▸ **THE TASK**: From the entries provided below, copy each line that contains the word "role".

▸ **DATA ENTRIES**:
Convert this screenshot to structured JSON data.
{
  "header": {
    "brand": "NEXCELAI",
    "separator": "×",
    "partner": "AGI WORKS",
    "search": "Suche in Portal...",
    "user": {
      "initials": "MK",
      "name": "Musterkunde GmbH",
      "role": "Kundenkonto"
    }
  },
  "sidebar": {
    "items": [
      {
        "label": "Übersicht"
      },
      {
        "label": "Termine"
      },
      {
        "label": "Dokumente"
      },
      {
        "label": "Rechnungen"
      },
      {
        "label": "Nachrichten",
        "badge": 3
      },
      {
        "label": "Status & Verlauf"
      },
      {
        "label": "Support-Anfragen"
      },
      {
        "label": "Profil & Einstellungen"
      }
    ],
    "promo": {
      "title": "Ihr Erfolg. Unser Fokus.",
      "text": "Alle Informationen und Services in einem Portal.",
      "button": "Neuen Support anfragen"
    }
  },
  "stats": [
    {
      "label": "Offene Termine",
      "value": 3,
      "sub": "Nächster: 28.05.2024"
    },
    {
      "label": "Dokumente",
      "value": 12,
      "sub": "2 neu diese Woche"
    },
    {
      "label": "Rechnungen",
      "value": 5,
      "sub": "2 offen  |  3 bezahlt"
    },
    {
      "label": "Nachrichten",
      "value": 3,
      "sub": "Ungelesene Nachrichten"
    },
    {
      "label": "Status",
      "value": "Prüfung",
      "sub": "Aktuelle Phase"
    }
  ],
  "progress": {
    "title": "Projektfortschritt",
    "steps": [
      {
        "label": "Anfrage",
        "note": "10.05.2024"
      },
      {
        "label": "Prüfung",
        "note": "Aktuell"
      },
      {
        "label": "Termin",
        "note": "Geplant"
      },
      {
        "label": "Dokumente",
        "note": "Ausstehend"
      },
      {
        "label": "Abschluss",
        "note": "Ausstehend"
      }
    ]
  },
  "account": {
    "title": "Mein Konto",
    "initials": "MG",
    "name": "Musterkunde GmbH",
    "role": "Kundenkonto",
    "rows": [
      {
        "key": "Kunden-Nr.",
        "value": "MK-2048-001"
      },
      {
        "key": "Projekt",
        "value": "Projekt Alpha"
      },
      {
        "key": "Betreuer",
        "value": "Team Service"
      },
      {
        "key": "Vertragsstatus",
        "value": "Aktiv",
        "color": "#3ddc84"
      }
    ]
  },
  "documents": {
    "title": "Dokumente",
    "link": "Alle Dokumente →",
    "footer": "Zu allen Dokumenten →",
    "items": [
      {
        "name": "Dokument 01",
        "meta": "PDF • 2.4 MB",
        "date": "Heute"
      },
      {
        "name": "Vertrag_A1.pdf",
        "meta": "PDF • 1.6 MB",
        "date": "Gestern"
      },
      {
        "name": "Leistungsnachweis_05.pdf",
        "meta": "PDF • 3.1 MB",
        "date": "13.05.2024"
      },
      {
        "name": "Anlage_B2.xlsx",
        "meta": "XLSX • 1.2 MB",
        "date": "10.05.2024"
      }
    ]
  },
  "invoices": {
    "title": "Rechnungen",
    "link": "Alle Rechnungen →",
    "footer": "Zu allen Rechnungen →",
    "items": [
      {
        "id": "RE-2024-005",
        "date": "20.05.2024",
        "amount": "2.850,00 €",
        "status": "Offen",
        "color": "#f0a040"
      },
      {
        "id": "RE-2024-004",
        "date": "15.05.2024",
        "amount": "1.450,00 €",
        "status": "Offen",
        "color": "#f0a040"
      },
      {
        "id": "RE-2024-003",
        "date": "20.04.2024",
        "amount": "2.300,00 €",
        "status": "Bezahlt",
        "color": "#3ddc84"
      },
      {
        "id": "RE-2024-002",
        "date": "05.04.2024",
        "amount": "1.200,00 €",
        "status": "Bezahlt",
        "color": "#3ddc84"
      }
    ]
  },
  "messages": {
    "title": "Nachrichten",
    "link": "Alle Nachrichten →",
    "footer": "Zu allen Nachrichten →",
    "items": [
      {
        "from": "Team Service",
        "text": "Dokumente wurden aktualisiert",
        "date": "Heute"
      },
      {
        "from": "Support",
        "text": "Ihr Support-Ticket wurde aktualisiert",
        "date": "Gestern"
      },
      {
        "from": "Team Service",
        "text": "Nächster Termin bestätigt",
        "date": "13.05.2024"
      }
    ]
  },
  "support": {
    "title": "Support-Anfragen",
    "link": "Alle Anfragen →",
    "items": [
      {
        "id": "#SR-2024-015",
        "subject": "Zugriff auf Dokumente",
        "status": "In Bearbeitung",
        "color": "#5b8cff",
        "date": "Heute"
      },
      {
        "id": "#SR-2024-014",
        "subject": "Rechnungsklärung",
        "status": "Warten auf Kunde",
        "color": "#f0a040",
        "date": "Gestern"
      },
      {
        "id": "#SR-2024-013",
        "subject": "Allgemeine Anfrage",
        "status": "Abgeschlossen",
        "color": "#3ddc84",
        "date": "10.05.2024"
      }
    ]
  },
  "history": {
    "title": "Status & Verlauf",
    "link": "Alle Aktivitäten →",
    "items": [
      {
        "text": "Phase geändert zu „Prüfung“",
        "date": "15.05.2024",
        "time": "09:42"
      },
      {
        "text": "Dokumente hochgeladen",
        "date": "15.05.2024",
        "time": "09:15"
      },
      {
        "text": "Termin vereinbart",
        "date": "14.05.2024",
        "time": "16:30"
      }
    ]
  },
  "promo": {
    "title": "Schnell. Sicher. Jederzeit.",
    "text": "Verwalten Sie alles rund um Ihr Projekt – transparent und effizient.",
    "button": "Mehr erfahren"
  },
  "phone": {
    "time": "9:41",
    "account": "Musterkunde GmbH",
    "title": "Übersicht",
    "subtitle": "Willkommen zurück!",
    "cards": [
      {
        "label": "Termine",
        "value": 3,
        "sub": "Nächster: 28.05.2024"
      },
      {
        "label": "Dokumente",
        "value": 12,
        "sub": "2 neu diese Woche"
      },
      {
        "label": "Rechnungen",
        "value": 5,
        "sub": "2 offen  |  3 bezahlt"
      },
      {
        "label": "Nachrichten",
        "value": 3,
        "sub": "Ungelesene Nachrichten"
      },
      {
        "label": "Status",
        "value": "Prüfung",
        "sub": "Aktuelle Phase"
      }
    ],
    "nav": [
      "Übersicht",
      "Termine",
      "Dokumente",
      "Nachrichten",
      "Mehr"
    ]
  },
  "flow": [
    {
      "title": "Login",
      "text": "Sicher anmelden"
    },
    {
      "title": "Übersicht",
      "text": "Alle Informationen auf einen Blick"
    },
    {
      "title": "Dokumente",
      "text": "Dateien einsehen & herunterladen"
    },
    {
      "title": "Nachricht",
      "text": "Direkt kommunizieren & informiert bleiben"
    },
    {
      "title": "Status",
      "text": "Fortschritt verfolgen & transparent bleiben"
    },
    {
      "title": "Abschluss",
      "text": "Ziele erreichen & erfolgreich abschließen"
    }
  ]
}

...

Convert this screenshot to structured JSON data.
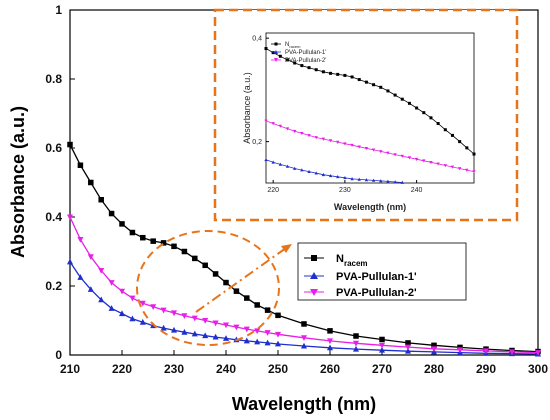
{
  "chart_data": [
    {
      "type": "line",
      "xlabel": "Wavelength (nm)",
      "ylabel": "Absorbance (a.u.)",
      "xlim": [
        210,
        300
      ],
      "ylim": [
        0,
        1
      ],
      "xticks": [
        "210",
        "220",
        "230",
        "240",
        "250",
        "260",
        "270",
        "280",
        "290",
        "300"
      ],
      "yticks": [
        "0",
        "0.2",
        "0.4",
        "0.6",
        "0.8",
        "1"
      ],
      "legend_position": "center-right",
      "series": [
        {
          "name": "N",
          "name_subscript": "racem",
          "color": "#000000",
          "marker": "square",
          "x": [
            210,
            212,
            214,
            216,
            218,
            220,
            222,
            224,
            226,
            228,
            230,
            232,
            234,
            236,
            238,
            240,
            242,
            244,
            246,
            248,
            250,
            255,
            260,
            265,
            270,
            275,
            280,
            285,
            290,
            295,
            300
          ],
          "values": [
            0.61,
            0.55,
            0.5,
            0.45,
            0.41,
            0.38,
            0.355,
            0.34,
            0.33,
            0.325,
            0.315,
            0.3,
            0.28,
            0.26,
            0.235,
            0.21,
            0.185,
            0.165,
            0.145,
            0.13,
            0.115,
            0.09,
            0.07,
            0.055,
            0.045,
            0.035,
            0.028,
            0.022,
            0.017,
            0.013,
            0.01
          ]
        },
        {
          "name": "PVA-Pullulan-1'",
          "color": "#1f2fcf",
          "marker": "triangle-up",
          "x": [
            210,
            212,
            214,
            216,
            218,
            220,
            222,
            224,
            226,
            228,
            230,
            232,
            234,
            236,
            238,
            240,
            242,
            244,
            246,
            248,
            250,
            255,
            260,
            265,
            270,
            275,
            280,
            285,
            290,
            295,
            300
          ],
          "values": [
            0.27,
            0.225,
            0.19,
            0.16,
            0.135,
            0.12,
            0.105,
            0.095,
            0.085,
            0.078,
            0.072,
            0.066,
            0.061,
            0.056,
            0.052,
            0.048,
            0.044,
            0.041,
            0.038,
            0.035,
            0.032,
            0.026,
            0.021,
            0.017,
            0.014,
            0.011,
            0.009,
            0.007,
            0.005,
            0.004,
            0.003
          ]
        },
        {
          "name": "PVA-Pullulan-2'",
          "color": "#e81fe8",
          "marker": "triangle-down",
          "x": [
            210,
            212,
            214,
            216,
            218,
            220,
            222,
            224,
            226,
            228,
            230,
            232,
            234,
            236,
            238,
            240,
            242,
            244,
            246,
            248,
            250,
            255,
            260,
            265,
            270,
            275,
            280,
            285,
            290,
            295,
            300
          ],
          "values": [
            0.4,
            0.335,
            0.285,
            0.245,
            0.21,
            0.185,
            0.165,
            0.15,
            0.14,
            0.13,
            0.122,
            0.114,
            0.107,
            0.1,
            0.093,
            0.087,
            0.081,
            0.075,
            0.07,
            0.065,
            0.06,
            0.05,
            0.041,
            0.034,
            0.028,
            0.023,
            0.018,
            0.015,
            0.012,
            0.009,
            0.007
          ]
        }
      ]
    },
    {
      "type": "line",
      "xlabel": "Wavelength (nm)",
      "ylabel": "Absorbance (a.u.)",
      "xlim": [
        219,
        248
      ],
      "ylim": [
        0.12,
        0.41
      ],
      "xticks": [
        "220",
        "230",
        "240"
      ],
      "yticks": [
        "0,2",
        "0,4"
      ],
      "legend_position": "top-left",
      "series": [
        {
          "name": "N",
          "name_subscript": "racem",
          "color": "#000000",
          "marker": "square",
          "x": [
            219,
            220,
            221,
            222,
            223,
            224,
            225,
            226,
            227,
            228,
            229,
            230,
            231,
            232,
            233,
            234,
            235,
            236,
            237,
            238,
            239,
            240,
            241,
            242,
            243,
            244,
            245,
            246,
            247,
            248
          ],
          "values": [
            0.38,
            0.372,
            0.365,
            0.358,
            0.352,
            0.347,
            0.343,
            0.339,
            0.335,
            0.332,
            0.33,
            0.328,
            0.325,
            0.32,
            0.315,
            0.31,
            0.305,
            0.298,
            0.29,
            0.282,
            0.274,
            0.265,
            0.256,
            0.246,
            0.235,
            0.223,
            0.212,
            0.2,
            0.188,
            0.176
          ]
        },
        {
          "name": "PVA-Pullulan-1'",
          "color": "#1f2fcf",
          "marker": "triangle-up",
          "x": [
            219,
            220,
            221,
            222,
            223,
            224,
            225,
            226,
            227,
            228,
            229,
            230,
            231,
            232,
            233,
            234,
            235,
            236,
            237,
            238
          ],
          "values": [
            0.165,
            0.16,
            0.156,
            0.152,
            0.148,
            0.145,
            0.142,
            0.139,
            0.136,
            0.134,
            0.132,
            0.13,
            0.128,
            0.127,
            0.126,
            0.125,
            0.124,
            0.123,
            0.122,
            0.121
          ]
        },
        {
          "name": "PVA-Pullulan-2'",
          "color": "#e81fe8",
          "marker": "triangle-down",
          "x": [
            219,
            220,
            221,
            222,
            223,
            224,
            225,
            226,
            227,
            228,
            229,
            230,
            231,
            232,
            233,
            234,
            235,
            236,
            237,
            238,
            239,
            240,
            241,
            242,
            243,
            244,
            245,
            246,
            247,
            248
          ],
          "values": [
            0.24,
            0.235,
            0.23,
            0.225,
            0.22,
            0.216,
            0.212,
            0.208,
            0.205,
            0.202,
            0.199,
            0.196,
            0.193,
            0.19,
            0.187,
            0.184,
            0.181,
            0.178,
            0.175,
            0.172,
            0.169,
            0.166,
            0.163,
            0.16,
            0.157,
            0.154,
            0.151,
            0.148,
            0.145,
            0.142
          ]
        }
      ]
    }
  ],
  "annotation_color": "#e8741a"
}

==

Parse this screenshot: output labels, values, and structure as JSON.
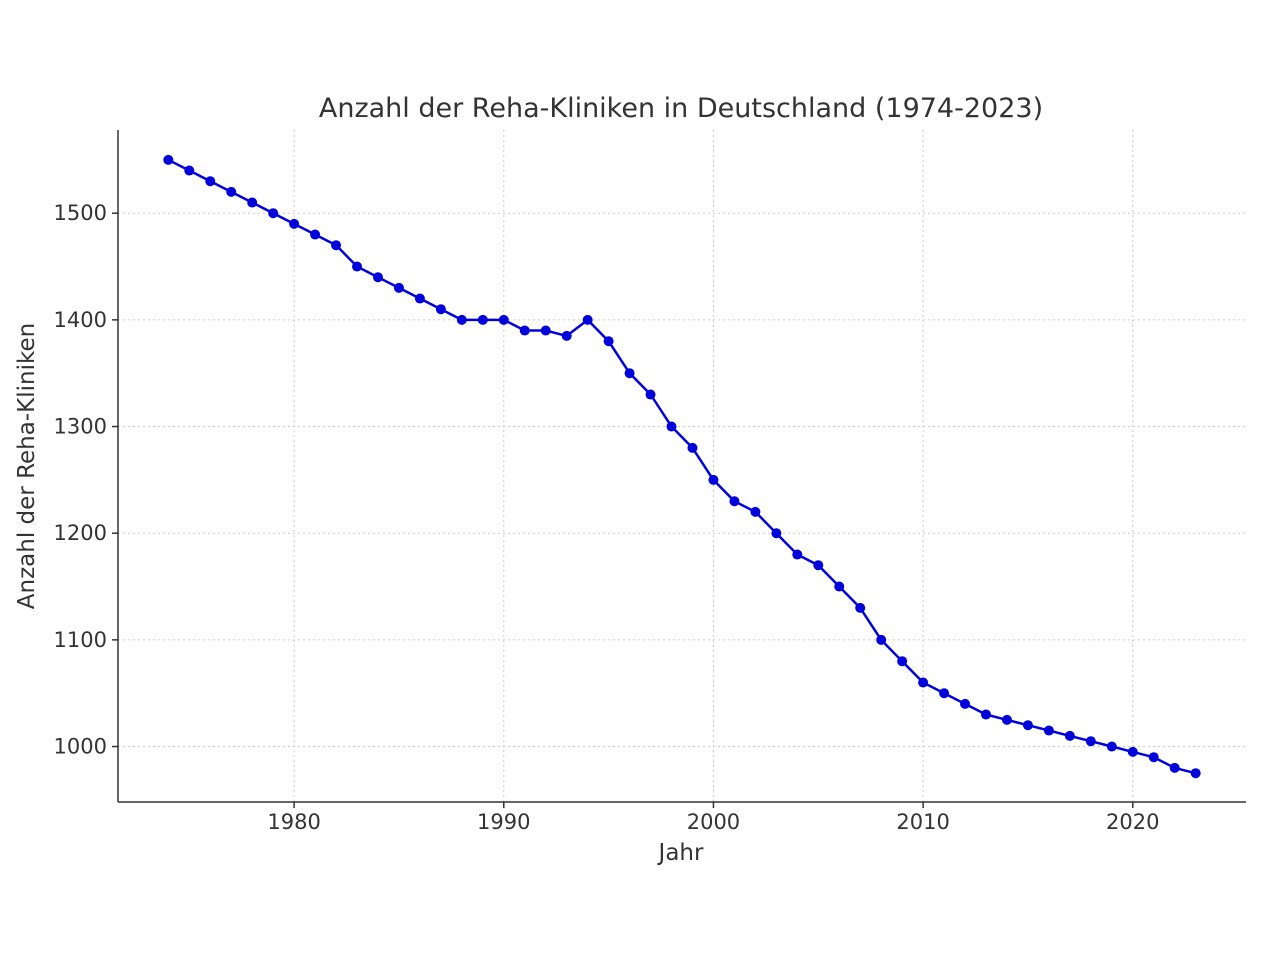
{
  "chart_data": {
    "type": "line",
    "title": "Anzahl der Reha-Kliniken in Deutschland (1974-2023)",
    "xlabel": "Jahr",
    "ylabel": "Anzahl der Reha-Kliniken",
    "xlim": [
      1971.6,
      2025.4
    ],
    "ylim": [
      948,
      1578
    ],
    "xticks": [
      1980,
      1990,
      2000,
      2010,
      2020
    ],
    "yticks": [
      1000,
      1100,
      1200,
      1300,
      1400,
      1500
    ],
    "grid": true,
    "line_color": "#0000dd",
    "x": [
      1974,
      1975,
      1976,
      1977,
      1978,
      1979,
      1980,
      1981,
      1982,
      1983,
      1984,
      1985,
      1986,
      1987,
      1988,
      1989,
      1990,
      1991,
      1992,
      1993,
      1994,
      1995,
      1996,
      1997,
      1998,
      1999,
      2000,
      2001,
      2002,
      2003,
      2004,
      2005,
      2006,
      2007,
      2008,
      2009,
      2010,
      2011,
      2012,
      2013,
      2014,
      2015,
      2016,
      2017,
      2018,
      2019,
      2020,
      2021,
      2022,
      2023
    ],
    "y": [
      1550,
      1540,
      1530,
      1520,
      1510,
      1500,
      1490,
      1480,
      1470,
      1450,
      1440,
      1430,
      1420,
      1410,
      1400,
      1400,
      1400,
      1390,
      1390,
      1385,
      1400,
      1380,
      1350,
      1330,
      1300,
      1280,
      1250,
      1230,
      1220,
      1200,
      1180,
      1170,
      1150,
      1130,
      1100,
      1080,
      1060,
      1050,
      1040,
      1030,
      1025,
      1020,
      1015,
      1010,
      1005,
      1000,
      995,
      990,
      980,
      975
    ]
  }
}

▸ **RESPONSE FOR THIS EXERCISE**:
      "role": "Kundenkonto"
    "role": "Kundenkonto",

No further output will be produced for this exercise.